課題の要件:
1. 以下の公共施設白書についての文章に照らして、次の(a)〜(c)が文章の内容と合っているかを「はい」か「いいえ」で答えてください。それぞれ、判断の決め手となる文章中の語句を一字一句変えずに引用してください。
(a) 将来の更新費用を掲載している自治体は7割強である。
(b) 施設の運営費をフルコストで掲載した自治体は8割を超えた。
(c) 公共施設白書はインフラ資産を対象に含めることが多い。
2. 公共施設白書についての文章のうち、「更新費用の算定方法は」で始まる段落を、主な事実を残したまま箇条書きにまとめ直してください。
3. 公共施設白書についての文章を、最後の文の後から書き継いでください。

本文の抜粋:
● ● ●
図表6 白書策定後の方向性に係る記載の状況

ファシリティマネジメントライフサイクルコスト公会計
174-2-9174-2-10174-2-11

(資料)筆者作成

 白書策定後の対応として、資産の有効利用を図る取り組みや、公会計との連携についての記載(用語ベース)があるかを調べた。ところ、ファシリティマネジメント(アセットマネジメント・公共施設マネジメント)については約7割、ライフサイクルコストについては約5割見られたものの、公会計との連携についての記載は1割未満であった。
 本稿では機械的に当該用語の有無を調査したものの、ファシリティマネジメントとライフサイクルコストについては概ねその趣旨を想定していることがうかがえる記載が見られた。

4 策定状況についての考察、今後の展望

(1)公表コストの内容状況について

 ①施設更新費用について

 上記のとおり、公表するコストの内容については、将来の更新費用を掲載している自治体が7割強にのぼったのに対し、施設の運営費について減価償却費を考慮に入れた「フルコスト」で掲載した自治体は5割程度にとどまっていた。
 更新費用の算定方法は総務省、財団法人自治情報センター提供の試算ソフトやそれに類する方法での算定が見られたが、中には再建築単価から積み上げる精緻な方法をとる自治体がある一方、建物種別によらず一律の㎡単価を設定し、その単価に現在ある施設の床面積を掛け合わせて概算の再建築費を算出し、各建物については税法上等の耐用年限で立て替えるという仮定で簡便に算出したものもあった。
 前者のように細緻なデータベースを整えることはその後の公会計やファシリティマネジメント施策への円滑な展開の土台となることが期待される。また、後者は基礎データが不足する中であってもある程度の費用見通しが立つ方法であり、公表のスピードや算定コストを考えれば十分に採られうる方法だと考える。

 ②掲載対象外資産の取り扱いについて(インフラ資産の更新費用・遊休不動産)

 「公共施設白書」はその対象を建築物に限定することが多く、インフラ資産(上下水道、道路、橋りょう)や遊休不動産についての分析が除かれることが多い。前者については中央省庁からマネジメントに関する指針が示されていること、特別会計・公営企業会計の範疇にあるなどの理由で、後者については現に市民の利用に供されていないことから除かれているケースが散見される。
● ● ●
抽出した行:
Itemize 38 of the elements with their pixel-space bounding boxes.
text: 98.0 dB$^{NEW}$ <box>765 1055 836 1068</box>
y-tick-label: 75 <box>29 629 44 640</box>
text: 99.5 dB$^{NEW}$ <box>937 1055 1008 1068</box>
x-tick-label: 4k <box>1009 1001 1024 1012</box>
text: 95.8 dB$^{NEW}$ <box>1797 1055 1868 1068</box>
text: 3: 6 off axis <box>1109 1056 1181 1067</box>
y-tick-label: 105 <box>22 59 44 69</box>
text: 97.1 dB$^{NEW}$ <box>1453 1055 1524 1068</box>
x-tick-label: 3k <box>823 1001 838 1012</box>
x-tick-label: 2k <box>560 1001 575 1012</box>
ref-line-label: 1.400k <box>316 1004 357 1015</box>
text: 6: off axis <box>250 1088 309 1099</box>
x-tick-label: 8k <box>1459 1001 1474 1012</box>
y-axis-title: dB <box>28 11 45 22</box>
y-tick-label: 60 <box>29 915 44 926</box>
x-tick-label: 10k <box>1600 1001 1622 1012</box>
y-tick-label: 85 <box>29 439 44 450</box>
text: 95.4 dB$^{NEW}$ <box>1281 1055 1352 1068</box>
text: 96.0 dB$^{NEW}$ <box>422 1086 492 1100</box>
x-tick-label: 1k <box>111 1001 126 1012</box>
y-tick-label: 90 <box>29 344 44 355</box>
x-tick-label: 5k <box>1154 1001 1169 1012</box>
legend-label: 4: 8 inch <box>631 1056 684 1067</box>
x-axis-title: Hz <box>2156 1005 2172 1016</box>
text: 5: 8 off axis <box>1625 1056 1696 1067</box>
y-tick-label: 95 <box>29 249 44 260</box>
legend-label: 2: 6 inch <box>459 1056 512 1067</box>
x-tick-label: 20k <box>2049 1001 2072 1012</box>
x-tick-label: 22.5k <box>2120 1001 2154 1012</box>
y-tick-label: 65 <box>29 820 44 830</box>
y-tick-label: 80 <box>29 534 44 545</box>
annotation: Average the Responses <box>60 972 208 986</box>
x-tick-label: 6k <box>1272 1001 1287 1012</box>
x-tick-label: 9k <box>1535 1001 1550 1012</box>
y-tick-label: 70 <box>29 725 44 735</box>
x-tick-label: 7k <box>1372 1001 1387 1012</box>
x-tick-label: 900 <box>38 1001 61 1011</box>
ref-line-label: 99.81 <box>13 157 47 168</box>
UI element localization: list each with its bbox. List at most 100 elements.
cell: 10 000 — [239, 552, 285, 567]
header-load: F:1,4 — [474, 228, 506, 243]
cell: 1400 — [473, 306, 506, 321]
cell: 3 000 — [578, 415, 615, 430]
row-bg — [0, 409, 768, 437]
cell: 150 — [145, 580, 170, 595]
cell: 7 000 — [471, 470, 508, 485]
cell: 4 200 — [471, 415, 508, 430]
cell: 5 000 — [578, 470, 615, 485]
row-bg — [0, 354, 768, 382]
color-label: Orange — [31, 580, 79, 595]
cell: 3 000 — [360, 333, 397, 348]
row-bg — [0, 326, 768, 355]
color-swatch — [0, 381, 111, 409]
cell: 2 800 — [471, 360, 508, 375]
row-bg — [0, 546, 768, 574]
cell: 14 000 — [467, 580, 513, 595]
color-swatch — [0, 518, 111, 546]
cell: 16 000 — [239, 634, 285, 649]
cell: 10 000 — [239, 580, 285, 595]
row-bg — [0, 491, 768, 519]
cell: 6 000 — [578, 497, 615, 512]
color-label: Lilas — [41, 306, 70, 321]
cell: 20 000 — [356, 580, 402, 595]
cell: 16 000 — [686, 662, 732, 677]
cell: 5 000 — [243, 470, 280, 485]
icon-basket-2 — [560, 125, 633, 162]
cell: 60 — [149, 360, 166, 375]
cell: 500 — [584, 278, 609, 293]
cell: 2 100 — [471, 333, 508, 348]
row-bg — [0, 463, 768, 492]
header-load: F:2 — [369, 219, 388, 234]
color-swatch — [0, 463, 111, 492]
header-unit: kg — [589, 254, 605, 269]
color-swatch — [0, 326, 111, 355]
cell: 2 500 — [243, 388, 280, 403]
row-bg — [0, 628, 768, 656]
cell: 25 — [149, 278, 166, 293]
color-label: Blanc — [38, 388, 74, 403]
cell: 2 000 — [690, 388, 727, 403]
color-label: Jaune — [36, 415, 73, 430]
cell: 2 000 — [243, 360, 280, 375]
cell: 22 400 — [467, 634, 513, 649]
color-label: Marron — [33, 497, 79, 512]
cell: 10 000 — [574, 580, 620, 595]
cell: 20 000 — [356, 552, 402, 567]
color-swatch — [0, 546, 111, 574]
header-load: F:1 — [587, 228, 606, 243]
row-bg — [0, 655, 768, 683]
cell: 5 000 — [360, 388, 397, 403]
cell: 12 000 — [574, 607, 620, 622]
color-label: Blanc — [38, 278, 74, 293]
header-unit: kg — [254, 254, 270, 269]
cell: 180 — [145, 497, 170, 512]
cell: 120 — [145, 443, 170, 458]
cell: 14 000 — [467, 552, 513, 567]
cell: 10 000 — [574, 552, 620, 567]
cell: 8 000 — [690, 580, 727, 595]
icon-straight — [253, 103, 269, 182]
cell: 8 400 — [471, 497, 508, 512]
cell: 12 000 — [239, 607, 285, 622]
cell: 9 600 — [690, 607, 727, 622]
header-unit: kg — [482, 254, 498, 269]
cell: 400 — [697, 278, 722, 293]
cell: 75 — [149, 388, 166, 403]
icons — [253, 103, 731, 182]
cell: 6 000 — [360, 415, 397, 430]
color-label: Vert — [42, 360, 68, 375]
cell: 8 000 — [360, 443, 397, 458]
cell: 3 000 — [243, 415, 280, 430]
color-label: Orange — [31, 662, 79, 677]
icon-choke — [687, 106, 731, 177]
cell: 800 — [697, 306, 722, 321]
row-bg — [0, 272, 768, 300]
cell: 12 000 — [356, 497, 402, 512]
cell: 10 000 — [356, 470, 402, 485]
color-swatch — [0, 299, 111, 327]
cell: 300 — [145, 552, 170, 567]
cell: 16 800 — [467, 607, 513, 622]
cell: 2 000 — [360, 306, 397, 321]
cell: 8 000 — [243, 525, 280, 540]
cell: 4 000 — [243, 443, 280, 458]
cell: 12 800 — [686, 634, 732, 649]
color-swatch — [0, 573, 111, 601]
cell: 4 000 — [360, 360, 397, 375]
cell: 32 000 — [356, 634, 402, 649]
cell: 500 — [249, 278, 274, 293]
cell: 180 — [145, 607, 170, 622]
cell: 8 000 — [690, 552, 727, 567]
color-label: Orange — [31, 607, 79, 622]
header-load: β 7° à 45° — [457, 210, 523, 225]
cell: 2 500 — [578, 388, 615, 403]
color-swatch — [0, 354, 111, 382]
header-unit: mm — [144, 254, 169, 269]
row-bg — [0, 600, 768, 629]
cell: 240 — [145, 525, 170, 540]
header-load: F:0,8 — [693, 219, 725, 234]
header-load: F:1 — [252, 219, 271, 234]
● ● ●
課題別の解答:
1.
(a) はい。「将来の更新費用を掲載している自治体が7割強にのぼった」
(b) いいえ。「5割程度にとどまっていた」
(c) いいえ。「その対象を建築物に限定することが多く」

2.
- 総務省や財団法人自治情報センターが提供する試算ソフト、またはそれに類する方法で算定する例が見られた。
- 再建築単価から積み上げる精緻な方法をとる自治体があった。
- 建物種別によらず一律の㎡単価を設定し、現在ある施設の床面積を掛けて概算の再建築費を出す自治体もあった。その場合は、各建物を税法上等の耐用年限で更新すると仮定して簡便に算出していた。

3.
 水道や道路は生活に直結するインフラであり、更新が滞り本来の性能が発揮されない事態は一般の公共施設以上に避けなければならない。かかる性質の資産についての将来費用負担の把握は積極的になされるべきであり、公共施設白書が仮に建築物中心の内容であっても参考程度の扱いでも取り上げることが必要と考える。
 また、遊休不動産についても、“市民共有の財産”の価値(換価性・利用可能性)について「白書」を通じて明らかにすることでストックの現状理解により資することが期待される。

(2)施策展開の方向性 ―できることから取り組むこと

 ①「白書」の実効性担保

 都心部では特別区を中心に白書を数回にわたり作成している自治体[2]があるほか、最近では年次の更新を行う自治体[3]も出てきている。白書の作成自体が目的化して「作りっぱなし」とすることなく、「公共施設のあり方を考える」共通のプラットホームとして、市民への分かりやすさと情報の即時性、網羅性、正確性を備えていくことが肝要であるといえよう。

 ②資産の有効活用

 また、保有資産の有効活用についても、地域性等の理由で取り得る資産活用策には自治体間での相当な幅があり、手法はたくさんあったとしても地域実態に即した場合、先進事例として紹介されている手法やツールが全てその他の自治体で適用できるわけではない。しかし“環境が整わないからできない”では改善は全くない。例えば、流山市でミニFM(ファシリティマネジメント)と称して行われているような取り組みなどを参考にしつつ、地域に根差した息の長い取り組みについて考えていきたい。

5 おわりに

 本項では深く触れてはいないが、現今の自治体の財政状況下では公共施設の維持更新そのものが限界に達し、公共施設の整理統廃合が不可欠になっているケースも見受けられる。こうした点から行政・市民が白書に基づき公共施設を見直すことが求められる。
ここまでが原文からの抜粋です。